(Stored records)
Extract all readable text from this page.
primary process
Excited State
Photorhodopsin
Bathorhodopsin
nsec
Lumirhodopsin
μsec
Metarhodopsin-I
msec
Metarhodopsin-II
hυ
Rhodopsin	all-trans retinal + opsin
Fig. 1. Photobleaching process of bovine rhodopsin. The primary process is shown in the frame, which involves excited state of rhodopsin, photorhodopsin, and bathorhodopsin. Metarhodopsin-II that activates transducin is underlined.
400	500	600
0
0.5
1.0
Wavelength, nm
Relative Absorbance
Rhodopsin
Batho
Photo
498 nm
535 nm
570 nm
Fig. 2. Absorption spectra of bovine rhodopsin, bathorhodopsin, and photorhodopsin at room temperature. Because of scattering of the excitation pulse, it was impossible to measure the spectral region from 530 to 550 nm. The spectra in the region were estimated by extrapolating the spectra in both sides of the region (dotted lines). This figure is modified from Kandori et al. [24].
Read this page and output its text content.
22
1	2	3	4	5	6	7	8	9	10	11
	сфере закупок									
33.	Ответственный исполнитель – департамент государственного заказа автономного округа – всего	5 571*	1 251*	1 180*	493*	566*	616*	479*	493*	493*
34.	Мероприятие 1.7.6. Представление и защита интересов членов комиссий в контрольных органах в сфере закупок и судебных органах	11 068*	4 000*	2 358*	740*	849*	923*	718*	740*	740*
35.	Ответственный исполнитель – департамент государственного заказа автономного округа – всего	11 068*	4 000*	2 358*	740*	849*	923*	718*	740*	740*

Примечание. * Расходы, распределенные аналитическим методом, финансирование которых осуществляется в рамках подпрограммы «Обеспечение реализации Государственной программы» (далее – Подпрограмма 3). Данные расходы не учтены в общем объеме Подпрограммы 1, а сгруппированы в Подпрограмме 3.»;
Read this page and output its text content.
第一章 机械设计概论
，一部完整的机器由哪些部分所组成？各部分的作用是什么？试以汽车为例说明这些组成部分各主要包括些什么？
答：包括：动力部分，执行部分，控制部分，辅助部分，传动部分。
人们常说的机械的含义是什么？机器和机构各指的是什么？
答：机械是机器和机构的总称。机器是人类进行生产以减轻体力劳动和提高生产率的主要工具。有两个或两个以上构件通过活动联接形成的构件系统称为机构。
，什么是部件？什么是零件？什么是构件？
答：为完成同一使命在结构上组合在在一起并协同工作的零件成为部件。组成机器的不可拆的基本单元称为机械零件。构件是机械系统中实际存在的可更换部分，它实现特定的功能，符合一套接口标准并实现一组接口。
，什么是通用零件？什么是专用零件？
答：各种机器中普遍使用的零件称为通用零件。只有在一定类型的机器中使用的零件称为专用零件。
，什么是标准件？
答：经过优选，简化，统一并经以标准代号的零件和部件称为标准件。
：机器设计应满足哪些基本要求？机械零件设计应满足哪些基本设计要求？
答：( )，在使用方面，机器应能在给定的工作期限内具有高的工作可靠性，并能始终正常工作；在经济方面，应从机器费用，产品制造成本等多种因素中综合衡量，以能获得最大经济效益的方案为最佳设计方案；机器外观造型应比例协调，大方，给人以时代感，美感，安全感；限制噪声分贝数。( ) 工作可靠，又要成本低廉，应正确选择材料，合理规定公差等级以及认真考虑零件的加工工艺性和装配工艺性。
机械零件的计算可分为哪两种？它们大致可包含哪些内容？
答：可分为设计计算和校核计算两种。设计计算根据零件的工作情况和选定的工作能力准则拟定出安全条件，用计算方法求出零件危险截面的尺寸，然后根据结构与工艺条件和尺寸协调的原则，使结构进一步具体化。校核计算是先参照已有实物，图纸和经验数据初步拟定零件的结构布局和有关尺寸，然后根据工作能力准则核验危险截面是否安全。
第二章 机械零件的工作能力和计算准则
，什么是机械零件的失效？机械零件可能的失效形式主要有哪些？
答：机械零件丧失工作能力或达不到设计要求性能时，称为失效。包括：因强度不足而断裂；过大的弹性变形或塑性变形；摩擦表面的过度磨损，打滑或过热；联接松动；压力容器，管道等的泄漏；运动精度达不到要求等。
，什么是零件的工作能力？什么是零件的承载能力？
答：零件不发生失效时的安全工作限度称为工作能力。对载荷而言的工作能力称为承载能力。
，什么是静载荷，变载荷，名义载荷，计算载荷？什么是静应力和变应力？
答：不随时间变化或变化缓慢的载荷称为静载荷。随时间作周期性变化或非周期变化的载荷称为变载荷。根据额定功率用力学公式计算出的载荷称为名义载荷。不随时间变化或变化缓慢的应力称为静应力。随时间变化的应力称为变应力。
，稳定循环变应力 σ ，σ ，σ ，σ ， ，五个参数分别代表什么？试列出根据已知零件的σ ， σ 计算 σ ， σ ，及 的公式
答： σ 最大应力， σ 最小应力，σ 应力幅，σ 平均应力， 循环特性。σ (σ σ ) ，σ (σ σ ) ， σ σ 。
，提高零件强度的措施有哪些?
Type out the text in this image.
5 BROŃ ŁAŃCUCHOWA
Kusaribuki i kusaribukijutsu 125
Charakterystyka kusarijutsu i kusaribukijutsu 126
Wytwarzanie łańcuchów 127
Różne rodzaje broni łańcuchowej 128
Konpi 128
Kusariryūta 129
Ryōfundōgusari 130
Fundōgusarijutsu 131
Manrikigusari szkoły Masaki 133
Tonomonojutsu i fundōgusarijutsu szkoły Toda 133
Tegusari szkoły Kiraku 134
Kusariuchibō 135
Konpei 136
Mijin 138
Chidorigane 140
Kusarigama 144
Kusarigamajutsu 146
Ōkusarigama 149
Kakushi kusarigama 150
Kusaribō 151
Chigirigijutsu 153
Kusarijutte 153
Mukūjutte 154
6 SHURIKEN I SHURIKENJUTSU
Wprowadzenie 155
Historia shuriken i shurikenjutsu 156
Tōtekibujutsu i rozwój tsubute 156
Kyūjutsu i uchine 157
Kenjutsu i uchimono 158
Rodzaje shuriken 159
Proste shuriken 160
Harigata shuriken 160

### Brief:
Locate the lines above that contain "департамент" and copy them.

### Full response:
33.	Ответственный исполнитель – департамент государственного заказа автономного округа – всего	5 571*	1 251*	1 180*	493*	566*	616*	479*	493*	493*
35.	Ответственный исполнитель – департамент государственного заказа автономного округа – всего	11 068*	4 000*	2 358*	740*	849*	923*	718*	740*	740*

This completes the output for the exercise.